> _THE EXERCISE_: Could you write out the records below exactly as they appear, leaving out any pictures?
+===+
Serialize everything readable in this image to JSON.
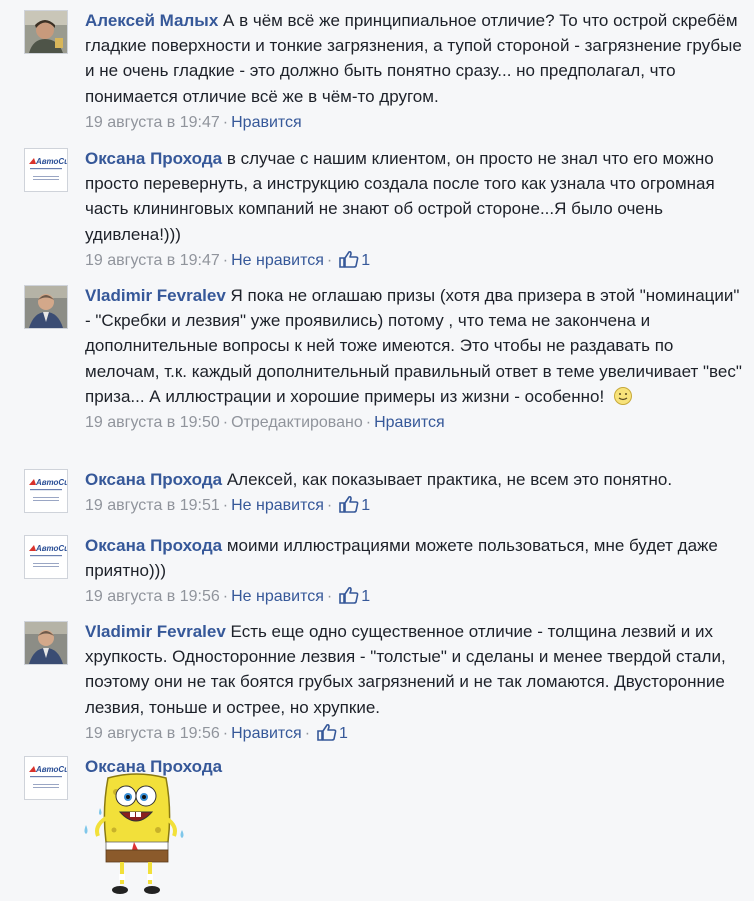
{
  "comments": [
    {
      "author": "Алексей Малых",
      "text": "А в чём всё же принципиальное отличие? То что острой скребём гладкие поверхности и тонкие загрязнения, а тупой стороной - загрязнение грубые и не очень гладкие - это должно быть понятно сразу... но предполагал, что понимается отличие всё же в чём-то другом.",
      "time": "19 августа в 19:47",
      "like_action": "Нравится"
    },
    {
      "author": "Оксана Прохода",
      "text": "в случае с нашим клиентом, он просто не знал что его можно просто перевернуть, а инструкцию создала после того как узнала что огромная часть клининговых компаний не знают об острой стороне...Я было очень удивлена!)))",
      "time": "19 августа в 19:47",
      "like_action": "Не нравится",
      "likes": "1"
    },
    {
      "author": "Vladimir Fevralev",
      "text": "Я пока не оглашаю призы (хотя два призера в этой \"номинации\" - \"Скребки и лезвия\" уже проявились) потому , что тема не закончена и дополнительные вопросы к ней тоже имеются. Это чтобы не раздавать по мелочам, т.к. каждый дополнительный правильный ответ в теме увеличивает \"вес\" приза... А иллюстрации и хорошие примеры из жизни - особенно!",
      "time": "19 августа в 19:50",
      "edited": "Отредактировано",
      "like_action": "Нравится"
    },
    {
      "author": "Оксана Прохода",
      "text": "Алексей, как показывает практика, не всем это понятно.",
      "time": "19 августа в 19:51",
      "like_action": "Не нравится",
      "likes": "1"
    },
    {
      "author": "Оксана Прохода",
      "text": "моими иллюстрациями можете пользоваться, мне будет даже приятно)))",
      "time": "19 августа в 19:56",
      "like_action": "Не нравится",
      "likes": "1"
    },
    {
      "author": "Vladimir Fevralev",
      "text": "Есть еще одно существенное отличие - толщина лезвий и их хрупкость. Односторонние лезвия - \"толстые\" и сделаны и менее твердой стали, поэтому они не так боятся грубых загрязнений и не так ломаются. Двусторонние лезвия, тоньше и острее, но хрупкие.",
      "time": "19 августа в 19:56",
      "like_action": "Нравится",
      "likes": "1"
    },
    {
      "author": "Оксана Прохода"
    }
  ],
  "separator": "·",
  "logo_text": "АвтоСид",
  "colors": {
    "author": "#365899",
    "meta": "#90949c",
    "background": "#f6f7f9"
  }
}
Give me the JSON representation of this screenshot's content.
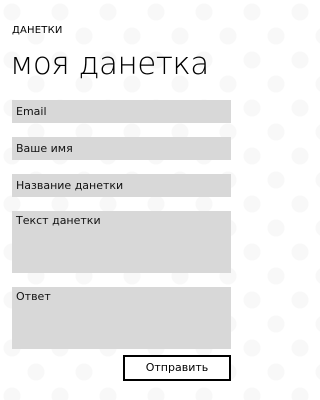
+===+
> _PROBLEM SOLUTION_:
Serialize everything readable in this image to JSON.
{
  "comments": [
    {
      "author": "Алексей Малых",
      "text": "А в чём всё же принципиальное отличие? То что острой скребём гладкие поверхности и тонкие загрязнения, а тупой стороной - загрязнение грубые и не очень гладкие - это должно быть понятно сразу... но предполагал, что понимается отличие всё же в чём-то другом.",
      "time": "19 августа в 19:47",
      "like_action": "Нравится"
    },
    {
      "author": "Оксана Прохода",
      "text": "в случае с нашим клиентом, он просто не знал что его можно просто перевернуть, а инструкцию создала после того как узнала что огромная часть клининговых компаний не знают об острой стороне...Я было очень удивлена!)))",
      "time": "19 августа в 19:47",
      "like_action": "Не нравится",
      "likes": "1"
    },
    {
      "author": "Vladimir Fevralev",
      "text": "Я пока не оглашаю призы (хотя два призера в этой \"номинации\" - \"Скребки и лезвия\" уже проявились) потому , что тема не закончена и дополнительные вопросы к ней тоже имеются. Это чтобы не раздавать по мелочам, т.к. каждый дополнительный правильный ответ в теме увеличивает \"вес\" приза... А иллюстрации и хорошие примеры из жизни - особенно!",
      "time": "19 августа в 19:50",
      "edited": "Отредактировано",
      "like_action": "Нравится"
    },
    {
      "author": "Оксана Прохода",
      "text": "Алексей, как показывает практика, не всем это понятно.",
      "time": "19 августа в 19:51",
      "like_action": "Не нравится",
      "likes": "1"
    },
    {
      "author": "Оксана Прохода",
      "text": "моими иллюстрациями можете пользоваться, мне будет даже приятно)))",
      "time": "19 августа в 19:56",
      "like_action": "Не нравится",
      "likes": "1"
    },
    {
      "author": "Vladimir Fevralev",
      "text": "Есть еще одно существенное отличие - толщина лезвий и их хрупкость. Односторонние лезвия - \"толстые\" и сделаны и менее твердой стали, поэтому они не так боятся грубых загрязнений и не так ломаются. Двусторонние лезвия, тоньше и острее, но хрупкие.",
      "time": "19 августа в 19:56",
      "like_action": "Нравится",
      "likes": "1"
    },
    {
      "author": "Оксана Прохода"
    }
  ],
  "separator": "·",
  "logo_text": "АвтоСид",
  "colors": {
    "author": "#365899",
    "meta": "#90949c",
    "background": "#f6f7f9"
  }
}
Give me the JSON representation of this screenshot's content.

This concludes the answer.